Brief:
Reproduce every line of the listing as written, apart from the pictures.

===

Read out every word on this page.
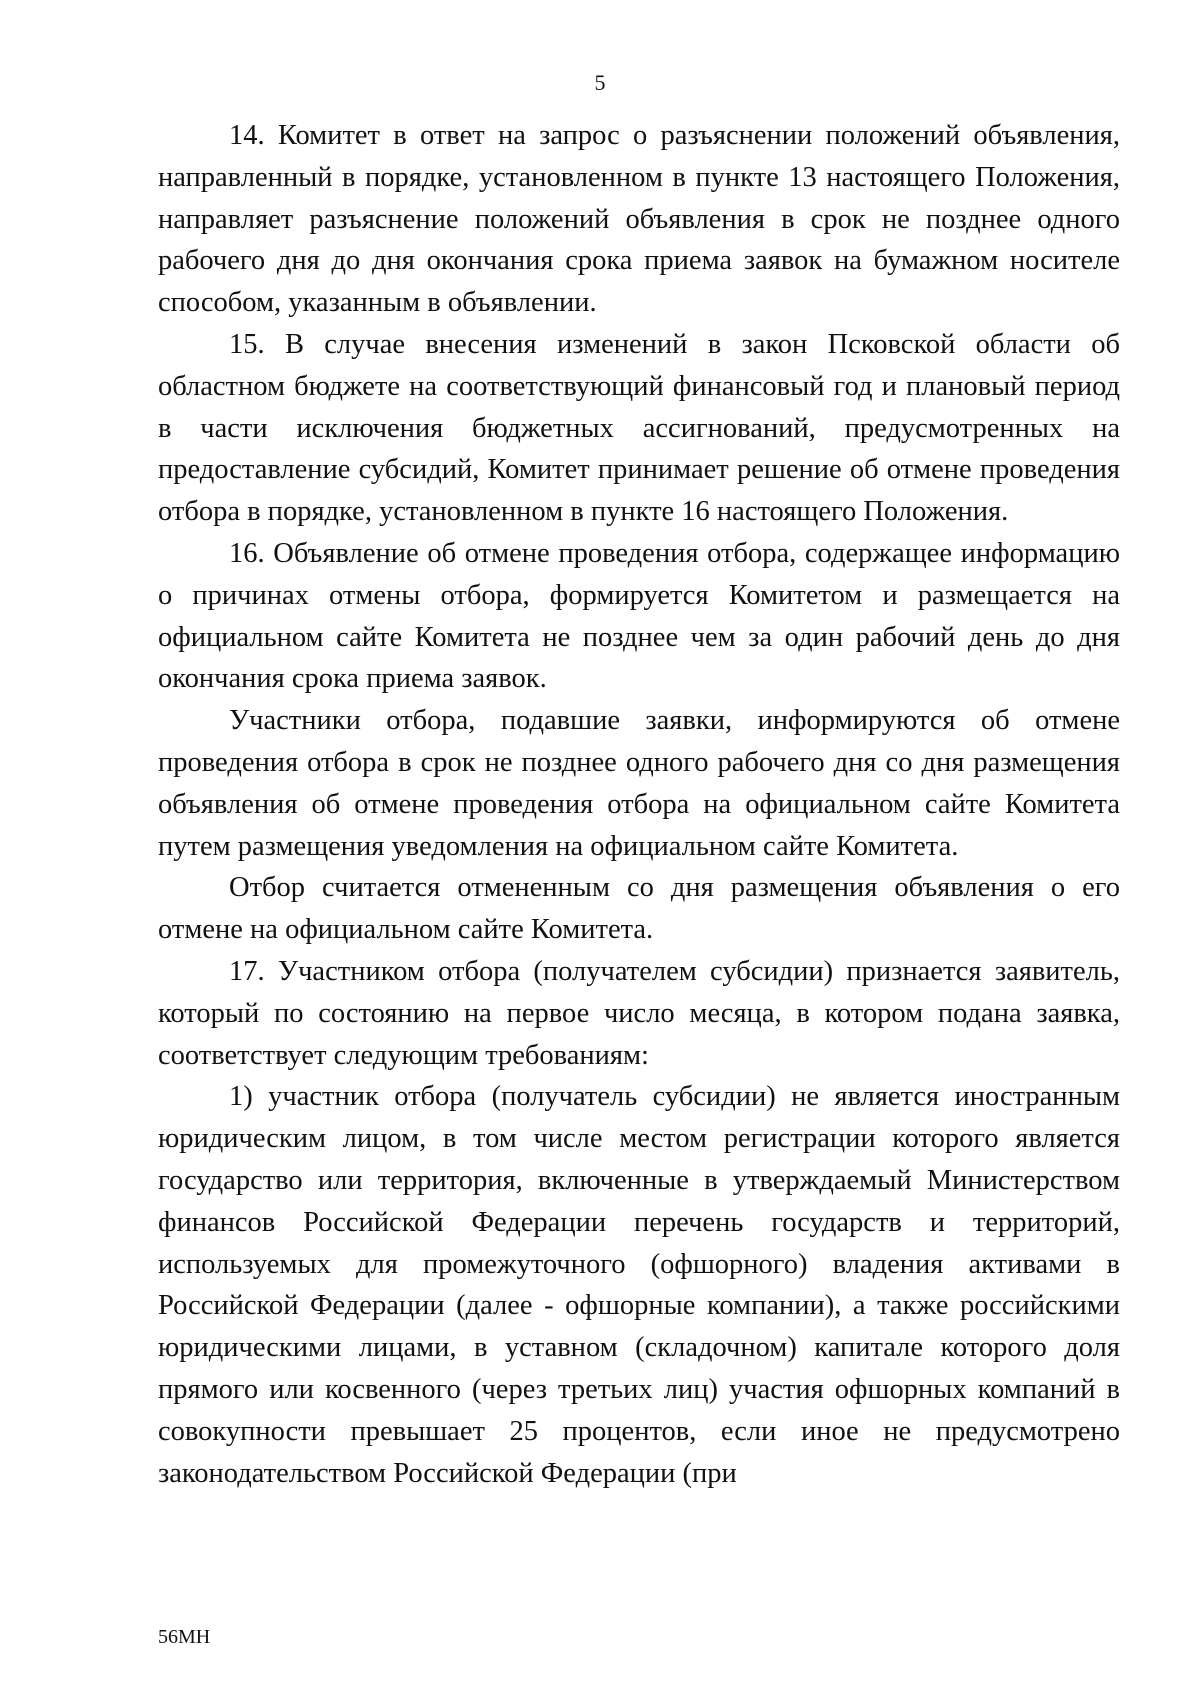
5

14. Комитет в ответ на запрос о разъяснении положений объявления, направленный в порядке, установленном в пункте 13 настоящего Положения, направляет разъяснение положений объявления в срок не позднее одного рабочего дня до дня окончания срока приема заявок на бумажном носителе способом, указанным в объявлении.

15. В случае внесения изменений в закон Псковской области об областном бюджете на соответствующий финансовый год и плановый период в части исключения бюджетных ассигнований, предусмотренных на предоставление субсидий, Комитет принимает решение об отмене проведения отбора в порядке, установленном в пункте 16 настоящего Положения.

16. Объявление об отмене проведения отбора, содержащее информацию о причинах отмены отбора, формируется Комитетом и размещается на официальном сайте Комитета не позднее чем за один рабочий день до дня окончания срока приема заявок.

Участники отбора, подавшие заявки, информируются об отмене проведения отбора в срок не позднее одного рабочего дня со дня размещения объявления об отмене проведения отбора на официальном сайте Комитета путем размещения уведомления на официальном сайте Комитета.

Отбор считается отмененным со дня размещения объявления о его отмене на официальном сайте Комитета.

17. Участником отбора (получателем субсидии) признается заявитель, который по состоянию на первое число месяца, в котором подана заявка, соответствует следующим требованиям:

1) участник отбора (получатель субсидии) не является иностранным юридическим лицом, в том числе местом регистрации которого является государство или территория, включенные в утверждаемый Министерством финансов Российской Федерации перечень государств и территорий, используемых для промежуточного (офшорного) владения активами в Российской Федерации (далее - офшорные компании), а также российскими юридическими лицами, в уставном (складочном) капитале которого доля прямого или косвенного (через третьих лиц) участия офшорных компаний в совокупности превышает 25 процентов, если иное не предусмотрено законодательством Российской Федерации (при

56МН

===

Completed exercise:
Read out every word on this page.
5

14. Комитет в ответ на запрос о разъяснении положений объявления, направленный в порядке, установленном в пункте 13 настоящего Положения, направляет разъяснение положений объявления в срок не позднее одного рабочего дня до дня окончания срока приема заявок на бумажном носителе способом, указанным в объявлении.

15. В случае внесения изменений в закон Псковской области об областном бюджете на соответствующий финансовый год и плановый период в части исключения бюджетных ассигнований, предусмотренных на предоставление субсидий, Комитет принимает решение об отмене проведения отбора в порядке, установленном в пункте 16 настоящего Положения.

16. Объявление об отмене проведения отбора, содержащее информацию о причинах отмены отбора, формируется Комитетом и размещается на официальном сайте Комитета не позднее чем за один рабочий день до дня окончания срока приема заявок.

Участники отбора, подавшие заявки, информируются об отмене проведения отбора в срок не позднее одного рабочего дня со дня размещения объявления об отмене проведения отбора на официальном сайте Комитета путем размещения уведомления на официальном сайте Комитета.

Отбор считается отмененным со дня размещения объявления о его отмене на официальном сайте Комитета.

17. Участником отбора (получателем субсидии) признается заявитель, который по состоянию на первое число месяца, в котором подана заявка, соответствует следующим требованиям:

1) участник отбора (получатель субсидии) не является иностранным юридическим лицом, в том числе местом регистрации которого является государство или территория, включенные в утверждаемый Министерством финансов Российской Федерации перечень государств и территорий, используемых для промежуточного (офшорного) владения активами в Российской Федерации (далее - офшорные компании), а также российскими юридическими лицами, в уставном (складочном) капитале которого доля прямого или косвенного (через третьих лиц) участия офшорных компаний в совокупности превышает 25 процентов, если иное не предусмотрено законодательством Российской Федерации (при

56МН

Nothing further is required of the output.